Could you write out the records below exactly as they appear?

#### Given information ####

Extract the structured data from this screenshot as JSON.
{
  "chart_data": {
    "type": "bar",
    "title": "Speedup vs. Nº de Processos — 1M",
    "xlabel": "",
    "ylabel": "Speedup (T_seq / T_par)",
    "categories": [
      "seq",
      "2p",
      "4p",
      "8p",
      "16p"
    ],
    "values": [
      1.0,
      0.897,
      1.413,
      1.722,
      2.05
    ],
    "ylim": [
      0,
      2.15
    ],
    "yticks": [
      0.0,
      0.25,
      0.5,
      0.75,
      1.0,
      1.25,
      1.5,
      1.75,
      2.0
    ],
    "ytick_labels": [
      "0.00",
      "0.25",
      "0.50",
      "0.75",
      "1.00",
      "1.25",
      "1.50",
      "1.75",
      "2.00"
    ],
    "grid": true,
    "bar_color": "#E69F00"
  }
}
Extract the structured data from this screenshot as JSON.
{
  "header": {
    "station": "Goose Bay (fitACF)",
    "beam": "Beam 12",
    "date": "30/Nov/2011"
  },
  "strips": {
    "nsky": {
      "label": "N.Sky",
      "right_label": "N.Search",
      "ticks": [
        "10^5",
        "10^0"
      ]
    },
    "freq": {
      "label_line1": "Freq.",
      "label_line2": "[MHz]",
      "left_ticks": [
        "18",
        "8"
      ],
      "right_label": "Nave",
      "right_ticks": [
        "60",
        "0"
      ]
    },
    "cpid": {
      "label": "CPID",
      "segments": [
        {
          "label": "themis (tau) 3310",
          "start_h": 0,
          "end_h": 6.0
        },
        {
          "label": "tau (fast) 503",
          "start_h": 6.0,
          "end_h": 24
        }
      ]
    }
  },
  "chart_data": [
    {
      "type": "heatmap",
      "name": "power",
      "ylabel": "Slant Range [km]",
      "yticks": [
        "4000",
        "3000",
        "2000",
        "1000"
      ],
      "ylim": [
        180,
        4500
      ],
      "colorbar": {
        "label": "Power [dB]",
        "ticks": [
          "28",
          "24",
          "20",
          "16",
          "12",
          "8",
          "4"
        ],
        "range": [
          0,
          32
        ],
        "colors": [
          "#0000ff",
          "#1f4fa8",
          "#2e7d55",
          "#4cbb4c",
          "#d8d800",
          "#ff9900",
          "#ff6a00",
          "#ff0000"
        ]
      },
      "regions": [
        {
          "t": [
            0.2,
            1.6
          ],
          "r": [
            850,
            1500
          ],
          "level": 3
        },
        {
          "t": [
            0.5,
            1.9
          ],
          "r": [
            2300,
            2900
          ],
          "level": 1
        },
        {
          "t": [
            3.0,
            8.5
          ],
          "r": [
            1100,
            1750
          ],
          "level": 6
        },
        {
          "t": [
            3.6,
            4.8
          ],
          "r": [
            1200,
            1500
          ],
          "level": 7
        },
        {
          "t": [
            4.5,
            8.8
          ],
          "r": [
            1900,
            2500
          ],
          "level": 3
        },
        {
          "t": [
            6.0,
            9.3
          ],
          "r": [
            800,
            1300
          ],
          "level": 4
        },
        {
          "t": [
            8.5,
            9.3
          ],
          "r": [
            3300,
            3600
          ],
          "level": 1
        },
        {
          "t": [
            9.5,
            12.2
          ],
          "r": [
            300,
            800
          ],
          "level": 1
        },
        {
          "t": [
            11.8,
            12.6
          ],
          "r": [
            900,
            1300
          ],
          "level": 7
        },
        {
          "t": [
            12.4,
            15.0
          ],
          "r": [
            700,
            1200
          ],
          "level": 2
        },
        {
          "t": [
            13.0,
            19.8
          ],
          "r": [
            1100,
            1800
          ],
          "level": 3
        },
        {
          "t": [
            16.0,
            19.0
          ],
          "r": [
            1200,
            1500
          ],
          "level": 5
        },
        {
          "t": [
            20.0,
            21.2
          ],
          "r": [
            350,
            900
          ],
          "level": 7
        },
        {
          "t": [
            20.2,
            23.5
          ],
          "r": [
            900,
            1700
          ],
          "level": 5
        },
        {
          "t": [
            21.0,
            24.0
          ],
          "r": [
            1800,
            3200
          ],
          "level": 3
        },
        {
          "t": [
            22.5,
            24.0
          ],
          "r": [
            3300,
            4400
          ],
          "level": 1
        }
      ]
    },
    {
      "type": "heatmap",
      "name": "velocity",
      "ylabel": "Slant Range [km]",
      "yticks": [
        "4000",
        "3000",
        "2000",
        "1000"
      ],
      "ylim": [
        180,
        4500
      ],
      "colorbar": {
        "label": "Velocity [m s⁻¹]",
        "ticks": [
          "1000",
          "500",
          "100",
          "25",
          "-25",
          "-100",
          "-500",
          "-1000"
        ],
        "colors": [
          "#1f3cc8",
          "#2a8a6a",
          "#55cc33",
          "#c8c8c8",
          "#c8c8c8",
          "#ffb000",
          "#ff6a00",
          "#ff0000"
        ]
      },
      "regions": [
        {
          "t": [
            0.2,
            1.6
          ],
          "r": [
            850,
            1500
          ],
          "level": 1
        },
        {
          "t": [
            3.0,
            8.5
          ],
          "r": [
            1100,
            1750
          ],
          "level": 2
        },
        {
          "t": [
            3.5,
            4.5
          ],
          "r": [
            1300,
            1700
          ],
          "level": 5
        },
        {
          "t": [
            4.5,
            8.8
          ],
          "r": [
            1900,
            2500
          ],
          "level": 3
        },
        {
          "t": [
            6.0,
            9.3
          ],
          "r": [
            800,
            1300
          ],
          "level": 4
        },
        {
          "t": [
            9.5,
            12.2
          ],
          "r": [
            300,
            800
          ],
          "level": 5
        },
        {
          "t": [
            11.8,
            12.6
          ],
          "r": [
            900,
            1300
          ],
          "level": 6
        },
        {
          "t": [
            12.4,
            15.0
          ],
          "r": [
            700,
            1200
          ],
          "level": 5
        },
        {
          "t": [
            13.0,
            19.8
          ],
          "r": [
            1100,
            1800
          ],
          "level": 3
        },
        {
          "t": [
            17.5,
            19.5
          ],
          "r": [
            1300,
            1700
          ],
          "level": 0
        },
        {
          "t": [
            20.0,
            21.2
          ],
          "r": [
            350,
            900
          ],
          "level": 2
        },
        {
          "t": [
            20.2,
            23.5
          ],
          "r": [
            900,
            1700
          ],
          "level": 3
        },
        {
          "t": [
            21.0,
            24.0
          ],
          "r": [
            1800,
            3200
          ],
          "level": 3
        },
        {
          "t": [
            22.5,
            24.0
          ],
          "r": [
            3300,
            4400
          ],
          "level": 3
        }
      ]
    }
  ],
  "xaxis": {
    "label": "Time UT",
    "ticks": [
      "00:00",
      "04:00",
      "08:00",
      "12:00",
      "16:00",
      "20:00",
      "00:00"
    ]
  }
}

####

**Response**
Extract the structured data from this screenshot as JSON.
{
  "chart_data": {
    "type": "bar",
    "title": "Speedup vs. Nº de Processos — 1M",
    "xlabel": "",
    "ylabel": "Speedup (T_seq / T_par)",
    "categories": [
      "seq",
      "2p",
      "4p",
      "8p",
      "16p"
    ],
    "values": [
      1.0,
      0.897,
      1.413,
      1.722,
      2.05
    ],
    "ylim": [
      0,
      2.15
    ],
    "yticks": [
      0.0,
      0.25,
      0.5,
      0.75,
      1.0,
      1.25,
      1.5,
      1.75,
      2.0
    ],
    "ytick_labels": [
      "0.00",
      "0.25",
      "0.50",
      "0.75",
      "1.00",
      "1.25",
      "1.50",
      "1.75",
      "2.00"
    ],
    "grid": true,
    "bar_color": "#E69F00"
  }
}
Extract the structured data from this screenshot as JSON.
{
  "header": {
    "station": "Goose Bay (fitACF)",
    "beam": "Beam 12",
    "date": "30/Nov/2011"
  },
  "strips": {
    "nsky": {
      "label": "N.Sky",
      "right_label": "N.Search",
      "ticks": [
        "10^5",
        "10^0"
      ]
    },
    "freq": {
      "label_line1": "Freq.",
      "label_line2": "[MHz]",
      "left_ticks": [
        "18",
        "8"
      ],
      "right_label": "Nave",
      "right_ticks": [
        "60",
        "0"
      ]
    },
    "cpid": {
      "label": "CPID",
      "segments": [
        {
          "label": "themis (tau) 3310",
          "start_h": 0,
          "end_h": 6.0
        },
        {
          "label": "tau (fast) 503",
          "start_h": 6.0,
          "end_h": 24
        }
      ]
    }
  },
  "chart_data": [
    {
      "type": "heatmap",
      "name": "power",
      "ylabel": "Slant Range [km]",
      "yticks": [
        "4000",
        "3000",
        "2000",
        "1000"
      ],
      "ylim": [
        180,
        4500
      ],
      "colorbar": {
        "label": "Power [dB]",
        "ticks": [
          "28",
          "24",
          "20",
          "16",
          "12",
          "8",
          "4"
        ],
        "range": [
          0,
          32
        ],
        "colors": [
          "#0000ff",
          "#1f4fa8",
          "#2e7d55",
          "#4cbb4c",
          "#d8d800",
          "#ff9900",
          "#ff6a00",
          "#ff0000"
        ]
      },
      "regions": [
        {
          "t": [
            0.2,
            1.6
          ],
          "r": [
            850,
            1500
          ],
          "level": 3
        },
        {
          "t": [
            0.5,
            1.9
          ],
          "r": [
            2300,
            2900
          ],
          "level": 1
        },
        {
          "t": [
            3.0,
            8.5
          ],
          "r": [
            1100,
            1750
          ],
          "level": 6
        },
        {
          "t": [
            3.6,
            4.8
          ],
          "r": [
            1200,
            1500
          ],
          "level": 7
        },
        {
          "t": [
            4.5,
            8.8
          ],
          "r": [
            1900,
            2500
          ],
          "level": 3
        },
        {
          "t": [
            6.0,
            9.3
          ],
          "r": [
            800,
            1300
          ],
          "level": 4
        },
        {
          "t": [
            8.5,
            9.3
          ],
          "r": [
            3300,
            3600
          ],
          "level": 1
        },
        {
          "t": [
            9.5,
            12.2
          ],
          "r": [
            300,
            800
          ],
          "level": 1
        },
        {
          "t": [
            11.8,
            12.6
          ],
          "r": [
            900,
            1300
          ],
          "level": 7
        },
        {
          "t": [
            12.4,
            15.0
          ],
          "r": [
            700,
            1200
          ],
          "level": 2
        },
        {
          "t": [
            13.0,
            19.8
          ],
          "r": [
            1100,
            1800
          ],
          "level": 3
        },
        {
          "t": [
            16.0,
            19.0
          ],
          "r": [
            1200,
            1500
          ],
          "level": 5
        },
        {
          "t": [
            20.0,
            21.2
          ],
          "r": [
            350,
            900
          ],
          "level": 7
        },
        {
          "t": [
            20.2,
            23.5
          ],
          "r": [
            900,
            1700
          ],
          "level": 5
        },
        {
          "t": [
            21.0,
            24.0
          ],
          "r": [
            1800,
            3200
          ],
          "level": 3
        },
        {
          "t": [
            22.5,
            24.0
          ],
          "r": [
            3300,
            4400
          ],
          "level": 1
        }
      ]
    },
    {
      "type": "heatmap",
      "name": "velocity",
      "ylabel": "Slant Range [km]",
      "yticks": [
        "4000",
        "3000",
        "2000",
        "1000"
      ],
      "ylim": [
        180,
        4500
      ],
      "colorbar": {
        "label": "Velocity [m s⁻¹]",
        "ticks": [
          "1000",
          "500",
          "100",
          "25",
          "-25",
          "-100",
          "-500",
          "-1000"
        ],
        "colors": [
          "#1f3cc8",
          "#2a8a6a",
          "#55cc33",
          "#c8c8c8",
          "#c8c8c8",
          "#ffb000",
          "#ff6a00",
          "#ff0000"
        ]
      },
      "regions": [
        {
          "t": [
            0.2,
            1.6
          ],
          "r": [
            850,
            1500
          ],
          "level": 1
        },
        {
          "t": [
            3.0,
            8.5
          ],
          "r": [
            1100,
            1750
          ],
          "level": 2
        },
        {
          "t": [
            3.5,
            4.5
          ],
          "r": [
            1300,
            1700
          ],
          "level": 5
        },
        {
          "t": [
            4.5,
            8.8
          ],
          "r": [
            1900,
            2500
          ],
          "level": 3
        },
        {
          "t": [
            6.0,
            9.3
          ],
          "r": [
            800,
            1300
          ],
          "level": 4
        },
        {
          "t": [
            9.5,
            12.2
          ],
          "r": [
            300,
            800
          ],
          "level": 5
        },
        {
          "t": [
            11.8,
            12.6
          ],
          "r": [
            900,
            1300
          ],
          "level": 6
        },
        {
          "t": [
            12.4,
            15.0
          ],
          "r": [
            700,
            1200
          ],
          "level": 5
        },
        {
          "t": [
            13.0,
            19.8
          ],
          "r": [
            1100,
            1800
          ],
          "level": 3
        },
        {
          "t": [
            17.5,
            19.5
          ],
          "r": [
            1300,
            1700
          ],
          "level": 0
        },
        {
          "t": [
            20.0,
            21.2
          ],
          "r": [
            350,
            900
          ],
          "level": 2
        },
        {
          "t": [
            20.2,
            23.5
          ],
          "r": [
            900,
            1700
          ],
          "level": 3
        },
        {
          "t": [
            21.0,
            24.0
          ],
          "r": [
            1800,
            3200
          ],
          "level": 3
        },
        {
          "t": [
            22.5,
            24.0
          ],
          "r": [
            3300,
            4400
          ],
          "level": 3
        }
      ]
    }
  ],
  "xaxis": {
    "label": "Time UT",
    "ticks": [
      "00:00",
      "04:00",
      "08:00",
      "12:00",
      "16:00",
      "20:00",
      "00:00"
    ]
  }
}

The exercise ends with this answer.